## DATASET RECORDS

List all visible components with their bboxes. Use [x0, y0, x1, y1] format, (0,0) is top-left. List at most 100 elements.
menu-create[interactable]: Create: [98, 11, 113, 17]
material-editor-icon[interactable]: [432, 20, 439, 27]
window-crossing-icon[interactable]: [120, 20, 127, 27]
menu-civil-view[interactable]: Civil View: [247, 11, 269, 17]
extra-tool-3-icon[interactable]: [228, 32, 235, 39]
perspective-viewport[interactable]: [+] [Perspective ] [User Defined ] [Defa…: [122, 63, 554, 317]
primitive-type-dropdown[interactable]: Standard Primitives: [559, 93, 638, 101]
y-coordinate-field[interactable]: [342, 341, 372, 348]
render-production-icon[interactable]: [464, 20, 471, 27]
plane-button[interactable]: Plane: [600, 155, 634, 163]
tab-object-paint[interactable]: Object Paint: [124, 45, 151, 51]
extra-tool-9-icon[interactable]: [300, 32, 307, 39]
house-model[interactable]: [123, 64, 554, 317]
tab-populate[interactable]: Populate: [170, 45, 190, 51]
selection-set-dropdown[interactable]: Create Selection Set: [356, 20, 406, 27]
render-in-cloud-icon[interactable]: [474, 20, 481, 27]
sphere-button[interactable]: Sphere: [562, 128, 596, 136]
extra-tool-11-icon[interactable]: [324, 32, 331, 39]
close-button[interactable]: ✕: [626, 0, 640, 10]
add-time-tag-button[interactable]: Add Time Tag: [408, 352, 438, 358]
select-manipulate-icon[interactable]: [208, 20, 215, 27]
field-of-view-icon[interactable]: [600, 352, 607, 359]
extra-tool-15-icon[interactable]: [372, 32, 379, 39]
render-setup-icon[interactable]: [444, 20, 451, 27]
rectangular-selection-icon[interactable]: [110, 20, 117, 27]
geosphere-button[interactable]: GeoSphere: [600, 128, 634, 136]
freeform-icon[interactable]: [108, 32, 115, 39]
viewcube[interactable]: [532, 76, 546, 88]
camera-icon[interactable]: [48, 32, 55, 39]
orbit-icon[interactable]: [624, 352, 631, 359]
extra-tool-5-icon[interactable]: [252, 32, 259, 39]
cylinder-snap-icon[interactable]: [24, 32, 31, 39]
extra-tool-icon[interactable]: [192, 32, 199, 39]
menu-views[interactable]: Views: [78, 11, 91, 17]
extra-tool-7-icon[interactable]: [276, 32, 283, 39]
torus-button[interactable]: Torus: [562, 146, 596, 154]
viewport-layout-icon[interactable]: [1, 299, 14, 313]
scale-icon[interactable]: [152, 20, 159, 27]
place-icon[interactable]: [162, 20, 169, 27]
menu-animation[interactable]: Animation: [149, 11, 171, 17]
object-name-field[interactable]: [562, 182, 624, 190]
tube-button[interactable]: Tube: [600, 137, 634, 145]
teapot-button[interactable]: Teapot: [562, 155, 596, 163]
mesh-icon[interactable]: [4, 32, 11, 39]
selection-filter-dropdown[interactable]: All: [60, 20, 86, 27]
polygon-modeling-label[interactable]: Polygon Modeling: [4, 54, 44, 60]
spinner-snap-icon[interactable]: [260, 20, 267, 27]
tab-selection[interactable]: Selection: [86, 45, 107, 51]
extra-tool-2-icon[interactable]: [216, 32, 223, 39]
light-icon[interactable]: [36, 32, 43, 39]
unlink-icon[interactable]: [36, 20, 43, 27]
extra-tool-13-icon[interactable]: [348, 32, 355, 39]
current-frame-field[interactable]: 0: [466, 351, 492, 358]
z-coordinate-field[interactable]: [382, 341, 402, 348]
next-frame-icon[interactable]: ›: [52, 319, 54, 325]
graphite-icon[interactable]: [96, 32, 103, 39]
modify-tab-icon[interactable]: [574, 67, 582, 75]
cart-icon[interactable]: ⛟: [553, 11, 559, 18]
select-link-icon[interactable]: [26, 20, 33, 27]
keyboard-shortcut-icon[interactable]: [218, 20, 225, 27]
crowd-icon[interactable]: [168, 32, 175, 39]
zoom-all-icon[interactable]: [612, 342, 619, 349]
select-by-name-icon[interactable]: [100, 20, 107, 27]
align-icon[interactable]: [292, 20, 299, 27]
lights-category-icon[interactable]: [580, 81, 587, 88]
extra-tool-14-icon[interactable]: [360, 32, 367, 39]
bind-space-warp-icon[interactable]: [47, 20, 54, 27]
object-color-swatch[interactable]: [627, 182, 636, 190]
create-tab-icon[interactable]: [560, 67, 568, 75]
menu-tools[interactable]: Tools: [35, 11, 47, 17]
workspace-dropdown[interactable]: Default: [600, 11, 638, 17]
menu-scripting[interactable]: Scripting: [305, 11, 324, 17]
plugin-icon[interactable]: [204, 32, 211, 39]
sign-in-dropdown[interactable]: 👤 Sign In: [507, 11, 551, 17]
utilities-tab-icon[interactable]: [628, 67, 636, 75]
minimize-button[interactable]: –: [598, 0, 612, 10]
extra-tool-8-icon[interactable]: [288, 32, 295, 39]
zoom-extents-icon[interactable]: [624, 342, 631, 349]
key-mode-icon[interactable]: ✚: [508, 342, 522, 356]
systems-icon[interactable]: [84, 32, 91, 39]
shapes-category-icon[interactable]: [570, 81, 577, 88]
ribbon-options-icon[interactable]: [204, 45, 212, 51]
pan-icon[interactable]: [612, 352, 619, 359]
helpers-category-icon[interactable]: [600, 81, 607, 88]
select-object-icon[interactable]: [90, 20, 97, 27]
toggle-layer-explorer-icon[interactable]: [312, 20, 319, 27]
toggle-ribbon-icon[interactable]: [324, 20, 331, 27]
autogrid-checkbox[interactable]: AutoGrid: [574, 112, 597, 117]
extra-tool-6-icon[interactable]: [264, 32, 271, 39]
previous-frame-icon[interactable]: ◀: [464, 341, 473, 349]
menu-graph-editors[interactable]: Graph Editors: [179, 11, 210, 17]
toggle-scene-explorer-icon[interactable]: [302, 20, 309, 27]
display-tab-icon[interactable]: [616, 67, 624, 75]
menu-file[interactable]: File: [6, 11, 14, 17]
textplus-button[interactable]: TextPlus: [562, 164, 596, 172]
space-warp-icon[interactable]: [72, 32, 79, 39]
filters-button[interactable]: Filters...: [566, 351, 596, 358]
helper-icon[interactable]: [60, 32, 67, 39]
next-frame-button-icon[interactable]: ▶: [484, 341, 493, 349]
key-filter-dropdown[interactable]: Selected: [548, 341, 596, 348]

## TASK
Extract each line in the items above that contains the string "selection".

## EXPECTED OUTPUT
selection-set-dropdown[interactable]: Create Selection Set: [356, 20, 406, 27]
rectangular-selection-icon[interactable]: [110, 20, 117, 27]
selection-filter-dropdown[interactable]: All: [60, 20, 86, 27]
tab-selection[interactable]: Selection: [86, 45, 107, 51]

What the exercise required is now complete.